→ **Set problem**:
Check every line below for the string "notifications", and copy the lines that contain it.

→ **Material for the task**:
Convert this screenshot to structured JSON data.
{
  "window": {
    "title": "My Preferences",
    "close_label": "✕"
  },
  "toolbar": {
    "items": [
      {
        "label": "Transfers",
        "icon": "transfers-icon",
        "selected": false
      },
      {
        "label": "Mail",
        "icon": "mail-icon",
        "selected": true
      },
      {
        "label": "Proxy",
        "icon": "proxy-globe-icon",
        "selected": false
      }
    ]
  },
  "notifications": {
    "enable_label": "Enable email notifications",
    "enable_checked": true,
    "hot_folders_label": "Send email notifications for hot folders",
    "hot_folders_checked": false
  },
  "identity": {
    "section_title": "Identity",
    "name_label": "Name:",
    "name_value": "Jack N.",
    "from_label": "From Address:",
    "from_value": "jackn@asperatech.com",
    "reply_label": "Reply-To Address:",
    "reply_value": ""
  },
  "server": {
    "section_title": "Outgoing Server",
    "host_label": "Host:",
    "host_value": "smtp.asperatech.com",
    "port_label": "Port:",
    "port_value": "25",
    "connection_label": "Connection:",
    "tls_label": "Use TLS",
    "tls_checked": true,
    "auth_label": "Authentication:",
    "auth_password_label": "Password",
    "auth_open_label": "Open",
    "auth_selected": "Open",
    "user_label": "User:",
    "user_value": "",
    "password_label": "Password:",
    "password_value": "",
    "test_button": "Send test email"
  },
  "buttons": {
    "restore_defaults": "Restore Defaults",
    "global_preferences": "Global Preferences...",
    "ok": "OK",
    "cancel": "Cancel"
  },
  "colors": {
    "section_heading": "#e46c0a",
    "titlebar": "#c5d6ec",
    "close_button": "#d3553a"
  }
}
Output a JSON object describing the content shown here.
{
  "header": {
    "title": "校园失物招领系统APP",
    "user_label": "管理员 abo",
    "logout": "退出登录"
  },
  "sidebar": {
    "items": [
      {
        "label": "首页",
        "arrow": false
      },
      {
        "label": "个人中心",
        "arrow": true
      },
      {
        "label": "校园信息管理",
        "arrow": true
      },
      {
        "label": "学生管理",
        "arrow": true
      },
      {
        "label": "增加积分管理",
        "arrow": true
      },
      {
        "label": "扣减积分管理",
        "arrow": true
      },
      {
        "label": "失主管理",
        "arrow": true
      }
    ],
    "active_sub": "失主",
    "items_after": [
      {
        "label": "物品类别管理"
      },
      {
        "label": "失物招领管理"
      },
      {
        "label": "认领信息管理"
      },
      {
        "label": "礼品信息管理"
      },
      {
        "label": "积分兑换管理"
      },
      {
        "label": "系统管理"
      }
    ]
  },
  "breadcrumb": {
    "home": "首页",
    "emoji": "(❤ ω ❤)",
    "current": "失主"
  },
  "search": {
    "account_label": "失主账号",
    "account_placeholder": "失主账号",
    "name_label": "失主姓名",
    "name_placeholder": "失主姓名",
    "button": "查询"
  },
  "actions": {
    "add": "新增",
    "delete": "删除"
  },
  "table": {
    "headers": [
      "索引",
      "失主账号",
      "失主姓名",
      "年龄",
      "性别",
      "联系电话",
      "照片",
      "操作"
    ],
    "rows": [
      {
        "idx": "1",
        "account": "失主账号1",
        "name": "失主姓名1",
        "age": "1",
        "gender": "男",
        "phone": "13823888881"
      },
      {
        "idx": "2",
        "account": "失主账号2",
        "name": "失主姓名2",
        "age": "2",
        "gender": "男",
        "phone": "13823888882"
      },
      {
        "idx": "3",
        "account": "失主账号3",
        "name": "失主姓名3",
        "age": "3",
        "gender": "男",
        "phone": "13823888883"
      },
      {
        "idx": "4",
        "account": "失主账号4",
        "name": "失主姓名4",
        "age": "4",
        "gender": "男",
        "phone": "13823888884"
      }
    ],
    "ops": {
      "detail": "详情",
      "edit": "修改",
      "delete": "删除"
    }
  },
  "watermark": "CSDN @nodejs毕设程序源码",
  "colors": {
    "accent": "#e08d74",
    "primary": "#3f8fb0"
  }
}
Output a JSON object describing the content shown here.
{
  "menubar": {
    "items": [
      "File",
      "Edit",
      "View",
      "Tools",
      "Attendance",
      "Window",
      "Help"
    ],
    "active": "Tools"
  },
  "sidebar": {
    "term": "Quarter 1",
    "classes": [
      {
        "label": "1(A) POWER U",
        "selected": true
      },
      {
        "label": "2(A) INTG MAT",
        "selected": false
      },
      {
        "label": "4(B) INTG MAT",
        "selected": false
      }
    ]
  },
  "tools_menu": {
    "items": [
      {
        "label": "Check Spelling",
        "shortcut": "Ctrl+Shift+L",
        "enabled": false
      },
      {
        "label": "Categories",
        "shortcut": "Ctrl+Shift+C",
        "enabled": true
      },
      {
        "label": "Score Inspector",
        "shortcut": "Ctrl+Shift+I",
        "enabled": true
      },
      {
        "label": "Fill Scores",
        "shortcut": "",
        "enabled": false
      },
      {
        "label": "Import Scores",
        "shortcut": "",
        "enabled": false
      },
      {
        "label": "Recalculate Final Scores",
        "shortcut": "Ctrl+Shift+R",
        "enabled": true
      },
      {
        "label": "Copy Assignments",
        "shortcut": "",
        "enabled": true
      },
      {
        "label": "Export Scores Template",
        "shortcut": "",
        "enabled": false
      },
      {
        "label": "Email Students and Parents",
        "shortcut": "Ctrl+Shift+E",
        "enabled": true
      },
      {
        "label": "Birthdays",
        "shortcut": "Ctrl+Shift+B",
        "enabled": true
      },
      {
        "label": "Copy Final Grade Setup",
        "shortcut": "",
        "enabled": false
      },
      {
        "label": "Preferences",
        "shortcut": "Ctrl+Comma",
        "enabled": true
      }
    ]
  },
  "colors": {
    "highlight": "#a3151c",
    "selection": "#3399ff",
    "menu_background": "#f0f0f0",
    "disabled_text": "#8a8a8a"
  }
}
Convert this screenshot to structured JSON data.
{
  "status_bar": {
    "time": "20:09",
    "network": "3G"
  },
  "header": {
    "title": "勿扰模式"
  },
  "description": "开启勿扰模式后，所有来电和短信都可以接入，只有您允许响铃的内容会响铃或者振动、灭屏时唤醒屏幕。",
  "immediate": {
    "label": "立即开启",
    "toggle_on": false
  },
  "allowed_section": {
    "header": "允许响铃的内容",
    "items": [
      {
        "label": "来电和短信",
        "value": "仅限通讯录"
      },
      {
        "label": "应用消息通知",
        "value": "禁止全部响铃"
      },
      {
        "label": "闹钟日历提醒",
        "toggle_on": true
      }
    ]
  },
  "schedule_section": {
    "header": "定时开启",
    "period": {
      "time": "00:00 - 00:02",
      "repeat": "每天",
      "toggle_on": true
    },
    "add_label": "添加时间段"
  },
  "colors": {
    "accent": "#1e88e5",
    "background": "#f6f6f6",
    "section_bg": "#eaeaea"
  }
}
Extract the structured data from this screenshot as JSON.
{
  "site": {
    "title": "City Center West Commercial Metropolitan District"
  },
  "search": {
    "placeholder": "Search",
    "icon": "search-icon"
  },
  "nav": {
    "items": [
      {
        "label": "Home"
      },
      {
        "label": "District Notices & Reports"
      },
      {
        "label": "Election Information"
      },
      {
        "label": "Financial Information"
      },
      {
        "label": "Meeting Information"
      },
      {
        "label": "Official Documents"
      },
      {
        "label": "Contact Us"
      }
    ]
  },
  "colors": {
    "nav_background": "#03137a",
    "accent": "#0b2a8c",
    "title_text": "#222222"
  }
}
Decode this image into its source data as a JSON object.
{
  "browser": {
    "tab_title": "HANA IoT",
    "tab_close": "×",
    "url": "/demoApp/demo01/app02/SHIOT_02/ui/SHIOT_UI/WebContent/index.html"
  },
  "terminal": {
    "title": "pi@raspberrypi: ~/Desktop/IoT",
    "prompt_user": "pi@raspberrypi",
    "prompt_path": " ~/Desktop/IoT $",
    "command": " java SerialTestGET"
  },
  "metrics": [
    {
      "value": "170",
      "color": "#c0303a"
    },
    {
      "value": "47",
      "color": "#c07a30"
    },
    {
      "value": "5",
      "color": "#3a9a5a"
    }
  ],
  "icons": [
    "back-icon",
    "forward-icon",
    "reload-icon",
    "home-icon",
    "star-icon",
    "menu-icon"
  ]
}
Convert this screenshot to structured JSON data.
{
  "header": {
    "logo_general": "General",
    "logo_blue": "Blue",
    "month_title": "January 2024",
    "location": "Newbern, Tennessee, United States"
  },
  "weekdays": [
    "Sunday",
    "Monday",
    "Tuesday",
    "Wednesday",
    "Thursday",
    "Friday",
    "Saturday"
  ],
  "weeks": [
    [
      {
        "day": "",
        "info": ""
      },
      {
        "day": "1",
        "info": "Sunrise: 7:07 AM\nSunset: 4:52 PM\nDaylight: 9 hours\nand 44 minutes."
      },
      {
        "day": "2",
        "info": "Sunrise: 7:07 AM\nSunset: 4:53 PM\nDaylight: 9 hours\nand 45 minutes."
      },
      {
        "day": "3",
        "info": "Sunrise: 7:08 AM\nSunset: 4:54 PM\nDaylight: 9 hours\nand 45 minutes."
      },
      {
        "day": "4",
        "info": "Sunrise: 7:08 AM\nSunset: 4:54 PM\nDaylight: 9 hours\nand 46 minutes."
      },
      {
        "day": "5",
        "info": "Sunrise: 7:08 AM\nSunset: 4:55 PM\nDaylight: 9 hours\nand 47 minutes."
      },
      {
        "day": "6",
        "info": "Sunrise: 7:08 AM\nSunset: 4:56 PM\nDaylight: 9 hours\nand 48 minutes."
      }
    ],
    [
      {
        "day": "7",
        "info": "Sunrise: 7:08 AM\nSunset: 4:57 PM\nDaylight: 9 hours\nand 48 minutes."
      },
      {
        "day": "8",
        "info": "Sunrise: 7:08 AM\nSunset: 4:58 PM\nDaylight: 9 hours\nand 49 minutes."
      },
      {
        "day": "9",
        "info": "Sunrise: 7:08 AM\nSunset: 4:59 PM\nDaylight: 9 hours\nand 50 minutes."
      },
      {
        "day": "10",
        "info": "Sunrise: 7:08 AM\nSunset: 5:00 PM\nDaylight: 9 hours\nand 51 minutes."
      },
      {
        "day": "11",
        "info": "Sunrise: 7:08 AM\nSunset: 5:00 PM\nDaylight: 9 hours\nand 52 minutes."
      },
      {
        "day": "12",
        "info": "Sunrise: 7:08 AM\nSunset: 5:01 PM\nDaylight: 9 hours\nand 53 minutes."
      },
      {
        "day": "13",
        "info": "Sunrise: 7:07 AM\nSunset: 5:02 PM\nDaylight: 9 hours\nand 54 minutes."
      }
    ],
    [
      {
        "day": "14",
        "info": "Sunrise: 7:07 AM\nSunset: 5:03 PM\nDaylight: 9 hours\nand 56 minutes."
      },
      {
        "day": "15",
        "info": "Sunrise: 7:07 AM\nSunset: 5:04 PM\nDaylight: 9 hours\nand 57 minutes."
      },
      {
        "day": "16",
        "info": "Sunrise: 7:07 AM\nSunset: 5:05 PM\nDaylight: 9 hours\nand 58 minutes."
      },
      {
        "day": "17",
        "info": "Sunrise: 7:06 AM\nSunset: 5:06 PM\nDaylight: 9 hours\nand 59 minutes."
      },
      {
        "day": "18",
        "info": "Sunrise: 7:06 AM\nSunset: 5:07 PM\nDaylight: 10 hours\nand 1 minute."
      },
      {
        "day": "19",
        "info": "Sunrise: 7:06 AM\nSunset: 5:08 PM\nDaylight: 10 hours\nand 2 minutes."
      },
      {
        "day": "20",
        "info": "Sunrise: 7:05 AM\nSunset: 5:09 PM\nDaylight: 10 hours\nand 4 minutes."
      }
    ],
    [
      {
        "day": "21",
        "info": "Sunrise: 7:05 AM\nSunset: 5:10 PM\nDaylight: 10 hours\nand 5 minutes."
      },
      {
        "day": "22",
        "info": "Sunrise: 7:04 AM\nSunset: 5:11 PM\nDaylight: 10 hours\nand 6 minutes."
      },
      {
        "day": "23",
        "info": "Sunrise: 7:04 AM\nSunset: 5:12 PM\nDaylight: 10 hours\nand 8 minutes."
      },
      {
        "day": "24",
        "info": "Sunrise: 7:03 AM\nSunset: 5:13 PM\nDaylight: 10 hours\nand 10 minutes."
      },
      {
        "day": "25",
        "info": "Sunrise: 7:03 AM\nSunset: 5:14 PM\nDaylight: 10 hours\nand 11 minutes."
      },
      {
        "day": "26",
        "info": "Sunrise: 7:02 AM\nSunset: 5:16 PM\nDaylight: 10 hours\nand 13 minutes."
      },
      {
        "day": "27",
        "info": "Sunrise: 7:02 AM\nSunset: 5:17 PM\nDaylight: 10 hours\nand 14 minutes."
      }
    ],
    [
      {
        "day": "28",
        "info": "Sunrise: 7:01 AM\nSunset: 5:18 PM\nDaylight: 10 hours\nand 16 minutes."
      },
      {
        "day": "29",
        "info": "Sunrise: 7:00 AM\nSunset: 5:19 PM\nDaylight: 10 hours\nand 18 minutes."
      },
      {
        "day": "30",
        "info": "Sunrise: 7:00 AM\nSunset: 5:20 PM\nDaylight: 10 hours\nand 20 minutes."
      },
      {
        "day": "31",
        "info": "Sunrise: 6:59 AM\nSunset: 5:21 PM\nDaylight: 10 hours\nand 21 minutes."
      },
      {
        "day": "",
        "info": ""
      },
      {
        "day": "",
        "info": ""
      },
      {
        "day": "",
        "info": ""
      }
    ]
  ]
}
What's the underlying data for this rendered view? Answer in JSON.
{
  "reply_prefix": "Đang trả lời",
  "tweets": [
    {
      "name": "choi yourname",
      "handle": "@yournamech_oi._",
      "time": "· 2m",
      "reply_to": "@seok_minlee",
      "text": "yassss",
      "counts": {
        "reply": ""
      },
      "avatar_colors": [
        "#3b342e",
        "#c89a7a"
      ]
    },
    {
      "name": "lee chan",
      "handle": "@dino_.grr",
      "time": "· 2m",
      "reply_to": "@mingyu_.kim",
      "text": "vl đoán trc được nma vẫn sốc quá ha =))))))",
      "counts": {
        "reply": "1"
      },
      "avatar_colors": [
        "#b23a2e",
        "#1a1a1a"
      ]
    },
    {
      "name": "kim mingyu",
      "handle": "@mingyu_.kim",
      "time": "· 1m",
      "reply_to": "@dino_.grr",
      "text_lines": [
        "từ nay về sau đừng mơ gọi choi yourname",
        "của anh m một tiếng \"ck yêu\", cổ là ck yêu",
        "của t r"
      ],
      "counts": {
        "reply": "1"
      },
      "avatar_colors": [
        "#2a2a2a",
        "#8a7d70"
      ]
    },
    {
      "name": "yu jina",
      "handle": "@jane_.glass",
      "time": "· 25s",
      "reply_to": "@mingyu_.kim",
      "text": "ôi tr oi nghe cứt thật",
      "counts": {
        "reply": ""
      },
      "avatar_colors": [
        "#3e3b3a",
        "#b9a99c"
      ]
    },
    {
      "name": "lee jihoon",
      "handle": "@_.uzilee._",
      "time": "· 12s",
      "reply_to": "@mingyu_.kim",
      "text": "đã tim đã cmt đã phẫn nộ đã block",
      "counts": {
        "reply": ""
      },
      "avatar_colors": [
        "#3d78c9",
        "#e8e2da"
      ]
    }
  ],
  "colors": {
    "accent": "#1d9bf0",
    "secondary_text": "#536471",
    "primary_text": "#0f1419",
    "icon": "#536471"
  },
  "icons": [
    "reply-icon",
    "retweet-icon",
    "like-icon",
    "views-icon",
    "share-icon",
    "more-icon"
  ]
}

→ **Written answer**:
  "notifications": {
    "enable_label": "Enable email notifications",
    "hot_folders_label": "Send email notifications for hot folders",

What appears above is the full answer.